DOCUMENT SEGMENT
::::

# Knitted Lace Christmas Tree



## 7953Princess (Sep 20, 2011)

Free link to a pattern for a knitted lace tree.

http://www.joanswoolscrafts.com/knitted-christmas-tree/


----------



## glnwhi (Jan 19, 2011)

thank you so much


----------



## Homeshppr (Feb 28, 2011)

What a beautiful creation! I love it. :thumbup: :thumbup:


----------



## past (Apr 3, 2011)

That's gorgeous. I was looking for an idea to decorate our table at the Christmas dinner in the park this year. Now if only I can find the green ribbon yarn here in the valley where there is very limited yarn shopping. Only options I have are Michaels and Hobby Lobby.


----------



## rroma (Dec 11, 2011)

Love the pattern but where can I purchase yarn to make the tree?


----------



## msusanc (Apr 5, 2011)

What is knitting lace and where can it be purchased?


----------



## Judyknits (Nov 26, 2011)

Thank you I love it, I will have to find the green lace, is it Starbella?


----------



## knitnanny (Feb 28, 2012)

That is a beautiful tree...


----------



## run4fittness (May 22, 2011)

that is different!


----------



## julietinboots (Feb 19, 2011)

That's really pretty.


----------



## MacRae (Dec 3, 2011)

This is pretty... thanks for sharing.


----------



## krestiekrew (Aug 24, 2012)

That is from UK, guess we will have to wait til someone across the pond comes in and can tell us what knitting lace it...


----------



## Judithlynn (May 13, 2012)

I wonder if it would work with Sashay?


----------



## 7953Princess (Sep 20, 2011)

I found the lace on ebay. http://www.ebay.com/itm/White-Gold-Eyelet-Knitting-In-Lace-Lurex-Edge-35mm-wide-per-5-metres-/350642203233?pt=Sewing_Trims&hash=item51a3e76a61
The cost is $8.87 but the shipping is $32.53!!!! Out of sight - there has t be something in the US somewhere!

::::

WRITTEN PROBLEM 1
Output the passage of the forum thread starting with "## rroma (Dec" and going on through "it be purchased?", copied word for word.
The forum thread has no connection to the listing that comes after it.

Excerpts from a layout annotation set
::::

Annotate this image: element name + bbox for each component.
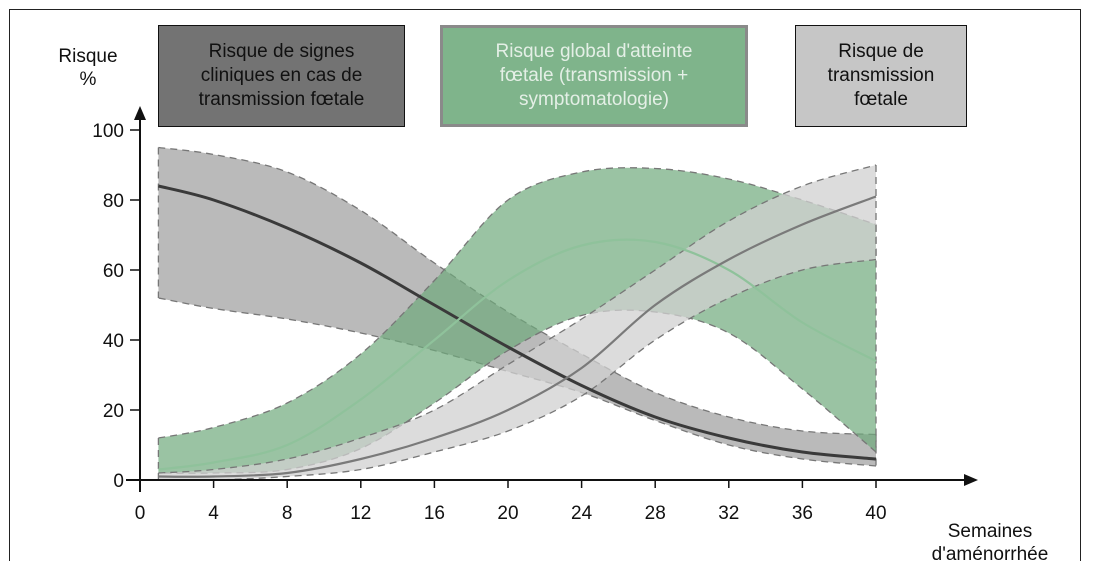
x-axis-label: Semaines d'aménorrhée	[900, 520, 1080, 566]
y-axis-label-line-1: Risque	[58, 46, 118, 67]
band-signes	[158, 147, 876, 466]
legend-signes-cliniques: Risque de signes cliniques en cas de tra…	[158, 25, 405, 127]
band-transmission	[158, 165, 876, 481]
x-tick-label: 4	[208, 503, 219, 524]
x-tick-label: 24	[571, 503, 593, 524]
x-tick-label: 20	[497, 503, 518, 524]
band-upper-edge-transmission	[158, 164, 877, 474]
band-upper-edge-signes	[158, 146, 877, 436]
legend-risque-global: Risque global d'atteinte fœtale (transmi…	[440, 25, 748, 127]
x-tick-label: 16	[424, 503, 445, 524]
y-tick-label: 60	[103, 261, 124, 282]
series-line-signes	[158, 184, 877, 461]
series-line-global	[158, 238, 877, 471]
y-tick-label: 0	[113, 471, 124, 492]
x-axis-arrow	[964, 474, 978, 486]
x-tick-label: 12	[350, 503, 371, 524]
y-axis-label: Risque %	[48, 45, 128, 91]
x-tick-label: 36	[792, 503, 813, 524]
chart-frame	[9, 9, 1081, 561]
legend-transmission-foetale: Risque de transmission fœtale	[795, 25, 967, 127]
x-tick-label: 8	[282, 503, 293, 524]
series-line-transmission	[158, 195, 877, 478]
y-tick-label: 40	[103, 331, 124, 352]
x-tick-label: 0	[135, 503, 146, 524]
x-tick-label: 40	[865, 503, 886, 524]
x-tick-label: 32	[718, 503, 739, 524]
y-tick-label: 80	[103, 191, 124, 212]
band-lower-edge-transmission	[158, 258, 877, 481]
x-tick-label: 28	[645, 503, 666, 524]
y-axis-label-line-2: %	[79, 69, 97, 90]
y-tick-label: 100	[92, 121, 124, 142]
x-axis-label-line-2: d'aménorrhée	[931, 544, 1049, 565]
y-tick-label: 20	[103, 401, 124, 422]
x-axis-label-line-1: Semaines	[947, 521, 1033, 542]
y-axis-arrow	[134, 106, 146, 120]
band-lower-edge-signes	[158, 297, 877, 467]
band-upper-edge-global	[158, 167, 877, 439]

::::

WRITTEN PROBLEM 2
From the listing, return the lines starting with the line with "520, 1080, 566]" and going on through the line with "121, 124, 142]", reproducing each one unchanged.

TASK OUTPUT 1
## rroma (Dec 11, 2011)

Love the pattern but where can I purchase yarn to make the tree?


----------



## msusanc (Apr 5, 2011)

What is knitting lace and where can it be purchased?

TASK OUTPUT 2
x-axis-label: Semaines d'aménorrhée	[900, 520, 1080, 566]
y-axis-label-line-1: Risque	[58, 46, 118, 67]
band-signes	[158, 147, 876, 466]
legend-signes-cliniques: Risque de signes cliniques en cas de tra…	[158, 25, 405, 127]
band-transmission	[158, 165, 876, 481]
x-tick-label: 4	[208, 503, 219, 524]
x-tick-label: 24	[571, 503, 593, 524]
x-tick-label: 20	[497, 503, 518, 524]
band-upper-edge-transmission	[158, 164, 877, 474]
band-upper-edge-signes	[158, 146, 877, 436]
legend-risque-global: Risque global d'atteinte fœtale (transmi…	[440, 25, 748, 127]
x-tick-label: 16	[424, 503, 445, 524]
y-tick-label: 60	[103, 261, 124, 282]
series-line-signes	[158, 184, 877, 461]
series-line-global	[158, 238, 877, 471]
y-tick-label: 0	[113, 471, 124, 492]
x-axis-arrow	[964, 474, 978, 486]
x-tick-label: 12	[350, 503, 371, 524]
y-axis-label: Risque %	[48, 45, 128, 91]
x-tick-label: 36	[792, 503, 813, 524]
chart-frame	[9, 9, 1081, 561]
legend-transmission-foetale: Risque de transmission fœtale	[795, 25, 967, 127]
x-tick-label: 8	[282, 503, 293, 524]
series-line-transmission	[158, 195, 877, 478]
y-tick-label: 40	[103, 331, 124, 352]
x-tick-label: 0	[135, 503, 146, 524]
x-tick-label: 40	[865, 503, 886, 524]
x-tick-label: 32	[718, 503, 739, 524]
y-tick-label: 80	[103, 191, 124, 212]
band-lower-edge-transmission	[158, 258, 877, 481]
x-tick-label: 28	[645, 503, 666, 524]
y-axis-label-line-2: %	[79, 69, 97, 90]
y-tick-label: 100	[92, 121, 124, 142]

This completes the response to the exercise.